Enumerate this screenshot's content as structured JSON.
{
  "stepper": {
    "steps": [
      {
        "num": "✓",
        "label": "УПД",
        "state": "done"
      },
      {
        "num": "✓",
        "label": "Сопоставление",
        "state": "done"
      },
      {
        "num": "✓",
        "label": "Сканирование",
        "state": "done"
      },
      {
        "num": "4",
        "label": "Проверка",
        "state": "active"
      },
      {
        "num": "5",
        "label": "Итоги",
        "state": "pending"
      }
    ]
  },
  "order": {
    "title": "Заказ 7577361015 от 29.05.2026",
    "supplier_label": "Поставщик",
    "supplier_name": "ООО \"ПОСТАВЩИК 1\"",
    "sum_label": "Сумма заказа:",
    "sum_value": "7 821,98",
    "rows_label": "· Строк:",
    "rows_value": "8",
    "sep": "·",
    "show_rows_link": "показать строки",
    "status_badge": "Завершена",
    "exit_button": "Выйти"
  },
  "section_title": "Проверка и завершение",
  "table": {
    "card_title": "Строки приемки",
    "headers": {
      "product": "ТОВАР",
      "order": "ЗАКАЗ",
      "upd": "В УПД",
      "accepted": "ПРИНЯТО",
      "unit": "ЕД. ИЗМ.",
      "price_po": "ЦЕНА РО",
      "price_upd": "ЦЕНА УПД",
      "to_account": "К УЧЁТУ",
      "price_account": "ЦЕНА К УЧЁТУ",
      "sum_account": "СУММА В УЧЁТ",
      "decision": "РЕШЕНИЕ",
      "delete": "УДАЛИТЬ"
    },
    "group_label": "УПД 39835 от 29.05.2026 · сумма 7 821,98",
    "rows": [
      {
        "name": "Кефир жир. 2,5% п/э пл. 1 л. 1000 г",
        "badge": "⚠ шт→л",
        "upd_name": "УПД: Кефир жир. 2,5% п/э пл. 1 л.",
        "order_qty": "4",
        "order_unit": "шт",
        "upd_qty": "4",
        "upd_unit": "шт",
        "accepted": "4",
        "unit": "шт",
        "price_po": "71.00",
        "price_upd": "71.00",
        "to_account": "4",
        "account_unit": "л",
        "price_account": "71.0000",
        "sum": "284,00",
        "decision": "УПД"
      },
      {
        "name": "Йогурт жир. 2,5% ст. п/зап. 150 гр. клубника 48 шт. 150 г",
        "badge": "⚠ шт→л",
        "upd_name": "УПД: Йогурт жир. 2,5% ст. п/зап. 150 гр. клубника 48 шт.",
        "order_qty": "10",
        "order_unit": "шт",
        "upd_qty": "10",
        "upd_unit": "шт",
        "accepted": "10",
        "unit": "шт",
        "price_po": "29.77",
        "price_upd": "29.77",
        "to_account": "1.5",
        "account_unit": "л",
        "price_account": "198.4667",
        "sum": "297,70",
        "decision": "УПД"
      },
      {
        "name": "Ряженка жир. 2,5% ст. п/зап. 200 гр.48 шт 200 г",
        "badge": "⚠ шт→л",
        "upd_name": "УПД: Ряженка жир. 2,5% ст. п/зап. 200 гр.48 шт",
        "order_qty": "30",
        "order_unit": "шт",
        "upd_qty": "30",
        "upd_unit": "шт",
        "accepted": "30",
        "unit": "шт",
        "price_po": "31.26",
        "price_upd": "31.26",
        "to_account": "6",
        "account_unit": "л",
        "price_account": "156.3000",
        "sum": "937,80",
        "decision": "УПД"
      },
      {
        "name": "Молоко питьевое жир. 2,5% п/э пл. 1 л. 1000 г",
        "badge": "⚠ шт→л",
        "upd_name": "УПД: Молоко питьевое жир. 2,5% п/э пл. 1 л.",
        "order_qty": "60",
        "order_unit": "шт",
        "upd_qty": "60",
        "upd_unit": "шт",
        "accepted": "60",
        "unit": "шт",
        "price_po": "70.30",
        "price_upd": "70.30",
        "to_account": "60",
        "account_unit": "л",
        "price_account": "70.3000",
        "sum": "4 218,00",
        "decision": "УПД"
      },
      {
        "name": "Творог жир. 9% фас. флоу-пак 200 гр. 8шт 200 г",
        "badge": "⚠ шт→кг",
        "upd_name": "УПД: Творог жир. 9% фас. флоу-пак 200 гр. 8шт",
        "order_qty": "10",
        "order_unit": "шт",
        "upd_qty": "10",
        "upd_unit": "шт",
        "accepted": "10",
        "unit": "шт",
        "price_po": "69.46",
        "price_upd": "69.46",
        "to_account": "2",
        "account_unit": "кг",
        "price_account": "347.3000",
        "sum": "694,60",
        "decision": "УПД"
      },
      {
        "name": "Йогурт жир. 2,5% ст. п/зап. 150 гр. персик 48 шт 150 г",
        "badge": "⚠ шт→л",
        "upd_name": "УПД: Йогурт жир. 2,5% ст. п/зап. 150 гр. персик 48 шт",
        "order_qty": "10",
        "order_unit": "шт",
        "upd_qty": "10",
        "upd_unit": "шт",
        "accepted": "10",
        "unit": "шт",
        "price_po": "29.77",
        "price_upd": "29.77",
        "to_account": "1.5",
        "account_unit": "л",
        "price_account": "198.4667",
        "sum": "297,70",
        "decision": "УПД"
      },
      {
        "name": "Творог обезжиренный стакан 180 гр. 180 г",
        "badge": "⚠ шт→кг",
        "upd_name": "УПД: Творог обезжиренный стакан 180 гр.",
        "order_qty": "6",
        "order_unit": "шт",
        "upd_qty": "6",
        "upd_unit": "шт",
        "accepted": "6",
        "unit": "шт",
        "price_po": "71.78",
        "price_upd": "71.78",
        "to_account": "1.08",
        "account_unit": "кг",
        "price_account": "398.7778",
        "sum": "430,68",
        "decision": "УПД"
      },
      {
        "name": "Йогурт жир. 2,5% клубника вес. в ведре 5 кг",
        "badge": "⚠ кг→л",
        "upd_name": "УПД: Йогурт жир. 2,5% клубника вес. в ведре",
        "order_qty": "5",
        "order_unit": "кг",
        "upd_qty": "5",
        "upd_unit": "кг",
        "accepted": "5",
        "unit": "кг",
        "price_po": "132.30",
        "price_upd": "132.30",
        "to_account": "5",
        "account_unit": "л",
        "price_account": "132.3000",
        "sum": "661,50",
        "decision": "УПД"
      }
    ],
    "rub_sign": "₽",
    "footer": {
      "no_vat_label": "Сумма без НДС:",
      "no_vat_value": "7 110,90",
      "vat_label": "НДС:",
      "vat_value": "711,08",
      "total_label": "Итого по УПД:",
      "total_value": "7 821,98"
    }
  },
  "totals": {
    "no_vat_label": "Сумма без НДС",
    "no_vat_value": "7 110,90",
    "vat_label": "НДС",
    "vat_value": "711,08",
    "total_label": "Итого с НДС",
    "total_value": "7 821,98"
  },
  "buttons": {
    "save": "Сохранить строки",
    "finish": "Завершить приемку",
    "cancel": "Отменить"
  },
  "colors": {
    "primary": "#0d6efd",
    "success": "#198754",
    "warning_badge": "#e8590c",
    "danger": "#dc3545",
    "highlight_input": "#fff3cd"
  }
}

--------------------

Exercise details: Write down only how many lines in the listing contain the word "Кефир".

Response to this task: 2